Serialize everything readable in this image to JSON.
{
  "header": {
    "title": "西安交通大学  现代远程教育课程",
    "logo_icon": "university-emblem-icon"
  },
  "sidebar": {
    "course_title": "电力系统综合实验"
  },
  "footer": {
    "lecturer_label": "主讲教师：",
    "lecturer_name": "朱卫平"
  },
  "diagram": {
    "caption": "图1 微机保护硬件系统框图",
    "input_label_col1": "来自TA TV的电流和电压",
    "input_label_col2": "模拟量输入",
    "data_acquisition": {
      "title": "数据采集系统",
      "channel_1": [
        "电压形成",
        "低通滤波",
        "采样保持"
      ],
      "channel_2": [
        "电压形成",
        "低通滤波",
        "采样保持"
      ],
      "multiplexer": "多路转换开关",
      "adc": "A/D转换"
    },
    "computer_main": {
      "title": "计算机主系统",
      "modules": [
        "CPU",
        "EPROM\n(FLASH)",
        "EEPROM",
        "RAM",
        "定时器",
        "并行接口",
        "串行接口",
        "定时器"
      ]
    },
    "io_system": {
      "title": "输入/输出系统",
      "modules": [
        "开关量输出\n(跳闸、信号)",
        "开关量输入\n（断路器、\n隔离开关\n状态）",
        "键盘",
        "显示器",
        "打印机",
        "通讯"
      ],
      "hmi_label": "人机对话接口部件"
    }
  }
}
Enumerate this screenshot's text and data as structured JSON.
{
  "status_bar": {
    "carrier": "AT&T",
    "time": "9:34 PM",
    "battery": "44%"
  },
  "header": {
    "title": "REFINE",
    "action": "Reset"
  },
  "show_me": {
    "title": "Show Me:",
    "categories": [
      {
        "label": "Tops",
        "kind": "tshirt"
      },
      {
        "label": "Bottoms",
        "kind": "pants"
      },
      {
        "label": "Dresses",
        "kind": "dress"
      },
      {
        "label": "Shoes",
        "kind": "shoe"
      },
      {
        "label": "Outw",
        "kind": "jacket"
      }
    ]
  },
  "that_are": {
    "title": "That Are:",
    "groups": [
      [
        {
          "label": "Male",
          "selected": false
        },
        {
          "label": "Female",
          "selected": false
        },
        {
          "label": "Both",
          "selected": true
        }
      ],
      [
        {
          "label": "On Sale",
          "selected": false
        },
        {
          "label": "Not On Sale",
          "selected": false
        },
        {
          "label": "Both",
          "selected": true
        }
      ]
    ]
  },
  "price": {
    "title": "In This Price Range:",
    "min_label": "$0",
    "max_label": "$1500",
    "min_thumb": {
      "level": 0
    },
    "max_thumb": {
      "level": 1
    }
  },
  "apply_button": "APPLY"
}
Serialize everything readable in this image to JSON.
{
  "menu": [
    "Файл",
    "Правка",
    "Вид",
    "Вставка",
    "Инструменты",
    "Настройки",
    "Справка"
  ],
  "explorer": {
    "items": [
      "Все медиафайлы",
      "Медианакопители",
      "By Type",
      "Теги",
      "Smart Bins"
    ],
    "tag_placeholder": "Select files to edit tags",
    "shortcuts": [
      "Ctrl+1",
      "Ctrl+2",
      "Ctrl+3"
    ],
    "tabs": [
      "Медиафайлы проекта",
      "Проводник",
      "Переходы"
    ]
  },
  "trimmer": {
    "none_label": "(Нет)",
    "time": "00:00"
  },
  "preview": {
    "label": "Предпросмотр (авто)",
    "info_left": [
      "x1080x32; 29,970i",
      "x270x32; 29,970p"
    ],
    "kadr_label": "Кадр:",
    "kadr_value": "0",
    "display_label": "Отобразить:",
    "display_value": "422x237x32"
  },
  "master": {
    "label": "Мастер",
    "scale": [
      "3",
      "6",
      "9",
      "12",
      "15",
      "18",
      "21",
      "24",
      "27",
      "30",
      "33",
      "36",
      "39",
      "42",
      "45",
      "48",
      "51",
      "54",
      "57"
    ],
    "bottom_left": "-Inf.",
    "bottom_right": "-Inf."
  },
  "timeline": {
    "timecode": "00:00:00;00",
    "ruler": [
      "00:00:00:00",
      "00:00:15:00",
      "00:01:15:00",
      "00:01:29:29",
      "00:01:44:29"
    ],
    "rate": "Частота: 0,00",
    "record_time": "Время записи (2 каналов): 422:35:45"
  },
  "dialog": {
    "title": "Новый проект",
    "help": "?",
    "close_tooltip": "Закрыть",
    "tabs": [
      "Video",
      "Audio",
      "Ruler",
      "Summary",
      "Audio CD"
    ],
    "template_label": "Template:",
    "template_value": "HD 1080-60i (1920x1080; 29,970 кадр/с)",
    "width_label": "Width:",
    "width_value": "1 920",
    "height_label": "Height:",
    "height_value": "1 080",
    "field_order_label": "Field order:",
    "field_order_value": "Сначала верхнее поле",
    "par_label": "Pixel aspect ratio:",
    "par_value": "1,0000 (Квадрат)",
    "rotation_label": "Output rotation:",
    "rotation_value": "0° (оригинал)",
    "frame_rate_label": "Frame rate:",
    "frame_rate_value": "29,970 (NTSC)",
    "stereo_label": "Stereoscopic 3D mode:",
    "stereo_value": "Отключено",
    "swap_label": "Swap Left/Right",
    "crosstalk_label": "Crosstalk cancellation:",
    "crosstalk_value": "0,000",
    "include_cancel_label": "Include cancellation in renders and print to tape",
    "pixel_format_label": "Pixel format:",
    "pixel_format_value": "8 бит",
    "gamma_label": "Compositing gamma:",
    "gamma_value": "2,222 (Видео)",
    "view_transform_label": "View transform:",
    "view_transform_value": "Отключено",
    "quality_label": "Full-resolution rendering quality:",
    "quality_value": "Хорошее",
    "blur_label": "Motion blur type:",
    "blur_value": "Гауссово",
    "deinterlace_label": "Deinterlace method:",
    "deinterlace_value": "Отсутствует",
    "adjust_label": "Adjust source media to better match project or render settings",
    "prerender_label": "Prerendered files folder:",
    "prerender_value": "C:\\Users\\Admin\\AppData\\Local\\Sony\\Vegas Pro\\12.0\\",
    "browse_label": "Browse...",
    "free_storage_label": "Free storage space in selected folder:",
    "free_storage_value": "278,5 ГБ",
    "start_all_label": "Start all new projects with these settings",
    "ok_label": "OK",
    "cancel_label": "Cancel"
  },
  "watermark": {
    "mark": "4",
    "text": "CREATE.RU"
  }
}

TASK DETAILS ->
Please reproduce each line exactly as written.

TASK SOLUTION ->
Serialize everything readable in this image to JSON.
{
  "header": {
    "title": "西安交通大学  现代远程教育课程",
    "logo_icon": "university-emblem-icon"
  },
  "sidebar": {
    "course_title": "电力系统综合实验"
  },
  "footer": {
    "lecturer_label": "主讲教师：",
    "lecturer_name": "朱卫平"
  },
  "diagram": {
    "caption": "图1 微机保护硬件系统框图",
    "input_label_col1": "来自TA TV的电流和电压",
    "input_label_col2": "模拟量输入",
    "data_acquisition": {
      "title": "数据采集系统",
      "channel_1": [
        "电压形成",
        "低通滤波",
        "采样保持"
      ],
      "channel_2": [
        "电压形成",
        "低通滤波",
        "采样保持"
      ],
      "multiplexer": "多路转换开关",
      "adc": "A/D转换"
    },
    "computer_main": {
      "title": "计算机主系统",
      "modules": [
        "CPU",
        "EPROM\n(FLASH)",
        "EEPROM",
        "RAM",
        "定时器",
        "并行接口",
        "串行接口",
        "定时器"
      ]
    },
    "io_system": {
      "title": "输入/输出系统",
      "modules": [
        "开关量输出\n(跳闸、信号)",
        "开关量输入\n（断路器、\n隔离开关\n状态）",
        "键盘",
        "显示器",
        "打印机",
        "通讯"
      ],
      "hmi_label": "人机对话接口部件"
    }
  }
}
Enumerate this screenshot's text and data as structured JSON.
{
  "status_bar": {
    "carrier": "AT&T",
    "time": "9:34 PM",
    "battery": "44%"
  },
  "header": {
    "title": "REFINE",
    "action": "Reset"
  },
  "show_me": {
    "title": "Show Me:",
    "categories": [
      {
        "label": "Tops",
        "kind": "tshirt"
      },
      {
        "label": "Bottoms",
        "kind": "pants"
      },
      {
        "label": "Dresses",
        "kind": "dress"
      },
      {
        "label": "Shoes",
        "kind": "shoe"
      },
      {
        "label": "Outw",
        "kind": "jacket"
      }
    ]
  },
  "that_are": {
    "title": "That Are:",
    "groups": [
      [
        {
          "label": "Male",
          "selected": false
        },
        {
          "label": "Female",
          "selected": false
        },
        {
          "label": "Both",
          "selected": true
        }
      ],
      [
        {
          "label": "On Sale",
          "selected": false
        },
        {
          "label": "Not On Sale",
          "selected": false
        },
        {
          "label": "Both",
          "selected": true
        }
      ]
    ]
  },
  "price": {
    "title": "In This Price Range:",
    "min_label": "$0",
    "max_label": "$1500",
    "min_thumb": {
      "level": 0
    },
    "max_thumb": {
      "level": 1
    }
  },
  "apply_button": "APPLY"
}
Serialize everything readable in this image to JSON.
{
  "menu": [
    "Файл",
    "Правка",
    "Вид",
    "Вставка",
    "Инструменты",
    "Настройки",
    "Справка"
  ],
  "explorer": {
    "items": [
      "Все медиафайлы",
      "Медианакопители",
      "By Type",
      "Теги",
      "Smart Bins"
    ],
    "tag_placeholder": "Select files to edit tags",
    "shortcuts": [
      "Ctrl+1",
      "Ctrl+2",
      "Ctrl+3"
    ],
    "tabs": [
      "Медиафайлы проекта",
      "Проводник",
      "Переходы"
    ]
  },
  "trimmer": {
    "none_label": "(Нет)",
    "time": "00:00"
  },
  "preview": {
    "label": "Предпросмотр (авто)",
    "info_left": [
      "x1080x32; 29,970i",
      "x270x32; 29,970p"
    ],
    "kadr_label": "Кадр:",
    "kadr_value": "0",
    "display_label": "Отобразить:",
    "display_value": "422x237x32"
  },
  "master": {
    "label": "Мастер",
    "scale": [
      "3",
      "6",
      "9",
      "12",
      "15",
      "18",
      "21",
      "24",
      "27",
      "30",
      "33",
      "36",
      "39",
      "42",
      "45",
      "48",
      "51",
      "54",
      "57"
    ],
    "bottom_left": "-Inf.",
    "bottom_right": "-Inf."
  },
  "timeline": {
    "timecode": "00:00:00;00",
    "ruler": [
      "00:00:00:00",
      "00:00:15:00",
      "00:01:15:00",
      "00:01:29:29",
      "00:01:44:29"
    ],
    "rate": "Частота: 0,00",
    "record_time": "Время записи (2 каналов): 422:35:45"
  },
  "dialog": {
    "title": "Новый проект",
    "help": "?",
    "close_tooltip": "Закрыть",
    "tabs": [
      "Video",
      "Audio",
      "Ruler",
      "Summary",
      "Audio CD"
    ],
    "template_label": "Template:",
    "template_value": "HD 1080-60i (1920x1080; 29,970 кадр/с)",
    "width_label": "Width:",
    "width_value": "1 920",
    "height_label": "Height:",
    "height_value": "1 080",
    "field_order_label": "Field order:",
    "field_order_value": "Сначала верхнее поле",
    "par_label": "Pixel aspect ratio:",
    "par_value": "1,0000 (Квадрат)",
    "rotation_label": "Output rotation:",
    "rotation_value": "0° (оригинал)",
    "frame_rate_label": "Frame rate:",
    "frame_rate_value": "29,970 (NTSC)",
    "stereo_label": "Stereoscopic 3D mode:",
    "stereo_value": "Отключено",
    "swap_label": "Swap Left/Right",
    "crosstalk_label": "Crosstalk cancellation:",
    "crosstalk_value": "0,000",
    "include_cancel_label": "Include cancellation in renders and print to tape",
    "pixel_format_label": "Pixel format:",
    "pixel_format_value": "8 бит",
    "gamma_label": "Compositing gamma:",
    "gamma_value": "2,222 (Видео)",
    "view_transform_label": "View transform:",
    "view_transform_value": "Отключено",
    "quality_label": "Full-resolution rendering quality:",
    "quality_value": "Хорошее",
    "blur_label": "Motion blur type:",
    "blur_value": "Гауссово",
    "deinterlace_label": "Deinterlace method:",
    "deinterlace_value": "Отсутствует",
    "adjust_label": "Adjust source media to better match project or render settings",
    "prerender_label": "Prerendered files folder:",
    "prerender_value": "C:\\Users\\Admin\\AppData\\Local\\Sony\\Vegas Pro\\12.0\\",
    "browse_label": "Browse...",
    "free_storage_label": "Free storage space in selected folder:",
    "free_storage_value": "278,5 ГБ",
    "start_all_label": "Start all new projects with these settings",
    "ok_label": "OK",
    "cancel_label": "Cancel"
  },
  "watermark": {
    "mark": "4",
    "text": "CREATE.RU"
  }
}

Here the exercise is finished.